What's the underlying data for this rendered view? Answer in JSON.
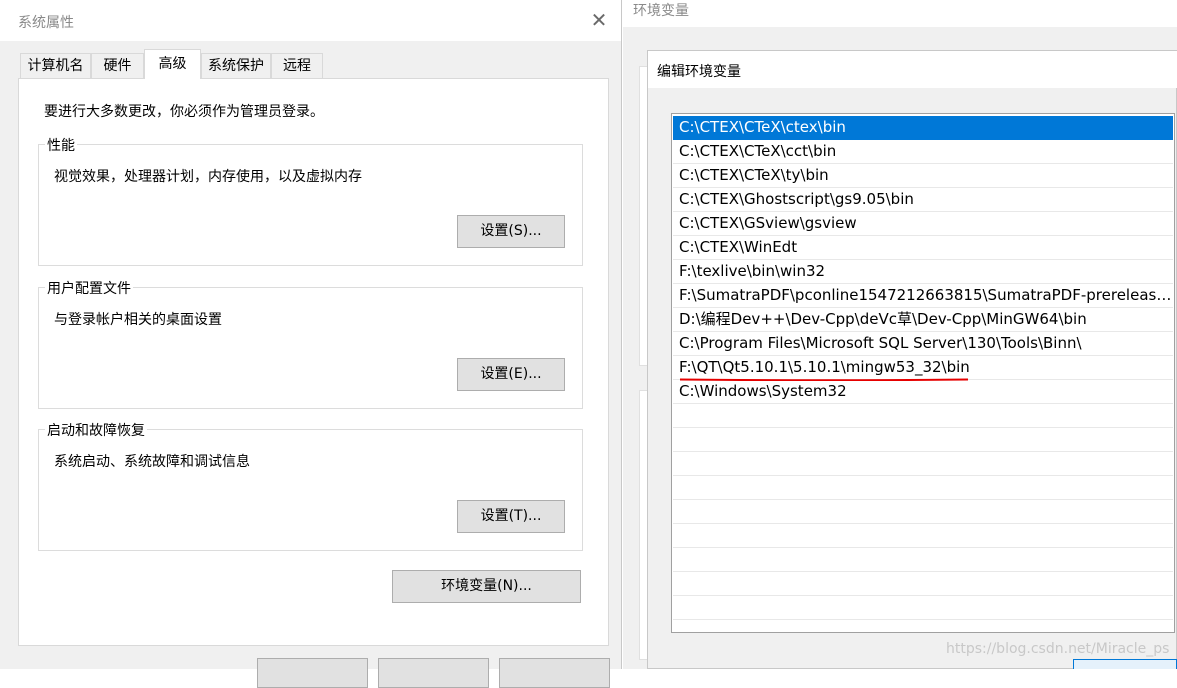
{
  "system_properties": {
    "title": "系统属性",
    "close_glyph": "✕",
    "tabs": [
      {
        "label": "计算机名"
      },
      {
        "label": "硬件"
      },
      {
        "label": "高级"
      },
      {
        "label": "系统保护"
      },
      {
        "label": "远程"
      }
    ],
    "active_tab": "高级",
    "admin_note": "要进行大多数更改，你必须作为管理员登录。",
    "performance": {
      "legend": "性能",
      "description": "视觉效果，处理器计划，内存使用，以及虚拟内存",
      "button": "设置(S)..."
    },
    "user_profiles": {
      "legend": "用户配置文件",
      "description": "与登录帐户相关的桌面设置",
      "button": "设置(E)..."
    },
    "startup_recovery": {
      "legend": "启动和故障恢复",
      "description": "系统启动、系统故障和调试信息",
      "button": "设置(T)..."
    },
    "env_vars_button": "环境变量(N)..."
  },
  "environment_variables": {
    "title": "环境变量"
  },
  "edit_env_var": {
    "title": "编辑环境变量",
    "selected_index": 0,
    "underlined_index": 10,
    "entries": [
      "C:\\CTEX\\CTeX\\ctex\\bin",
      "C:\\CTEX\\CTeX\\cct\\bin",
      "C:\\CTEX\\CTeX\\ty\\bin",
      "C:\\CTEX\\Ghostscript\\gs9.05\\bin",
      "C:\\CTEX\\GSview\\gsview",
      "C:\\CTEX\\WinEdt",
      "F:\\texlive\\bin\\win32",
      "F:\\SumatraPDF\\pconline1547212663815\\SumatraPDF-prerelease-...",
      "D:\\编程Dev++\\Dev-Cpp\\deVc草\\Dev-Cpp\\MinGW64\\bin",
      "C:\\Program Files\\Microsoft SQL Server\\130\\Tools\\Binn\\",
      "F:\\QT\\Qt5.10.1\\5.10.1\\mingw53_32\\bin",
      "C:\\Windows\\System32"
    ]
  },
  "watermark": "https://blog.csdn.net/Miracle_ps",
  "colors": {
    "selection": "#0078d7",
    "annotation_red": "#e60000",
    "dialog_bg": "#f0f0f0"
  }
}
☆ ☆ ☆ ☆ ☆
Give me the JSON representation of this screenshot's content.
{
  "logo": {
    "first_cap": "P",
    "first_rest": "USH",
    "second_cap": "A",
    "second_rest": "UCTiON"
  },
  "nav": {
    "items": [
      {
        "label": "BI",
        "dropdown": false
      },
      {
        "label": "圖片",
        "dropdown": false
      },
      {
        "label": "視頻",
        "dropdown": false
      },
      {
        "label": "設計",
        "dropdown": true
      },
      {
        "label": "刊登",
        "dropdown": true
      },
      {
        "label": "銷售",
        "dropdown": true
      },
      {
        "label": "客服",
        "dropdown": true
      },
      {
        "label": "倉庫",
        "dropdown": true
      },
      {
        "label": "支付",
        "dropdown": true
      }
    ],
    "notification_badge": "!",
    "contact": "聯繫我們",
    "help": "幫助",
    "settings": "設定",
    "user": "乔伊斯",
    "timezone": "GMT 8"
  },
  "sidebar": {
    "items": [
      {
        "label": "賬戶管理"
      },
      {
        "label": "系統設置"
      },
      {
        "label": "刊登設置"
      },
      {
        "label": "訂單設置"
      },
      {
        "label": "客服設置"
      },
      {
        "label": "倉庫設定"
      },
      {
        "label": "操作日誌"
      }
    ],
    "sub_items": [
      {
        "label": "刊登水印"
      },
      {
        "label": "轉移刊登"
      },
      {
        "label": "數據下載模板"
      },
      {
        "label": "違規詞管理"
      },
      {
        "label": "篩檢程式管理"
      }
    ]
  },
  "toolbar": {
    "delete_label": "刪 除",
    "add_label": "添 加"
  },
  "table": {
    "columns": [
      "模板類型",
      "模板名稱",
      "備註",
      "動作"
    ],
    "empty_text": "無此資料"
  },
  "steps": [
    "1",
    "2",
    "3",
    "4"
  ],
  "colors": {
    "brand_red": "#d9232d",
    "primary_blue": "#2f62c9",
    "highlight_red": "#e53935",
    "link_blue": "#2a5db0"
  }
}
☆ ☆ ☆ ☆ ☆
• _What to do_
Report only the number of lines in the records that include the word "this".

• _Answer_
2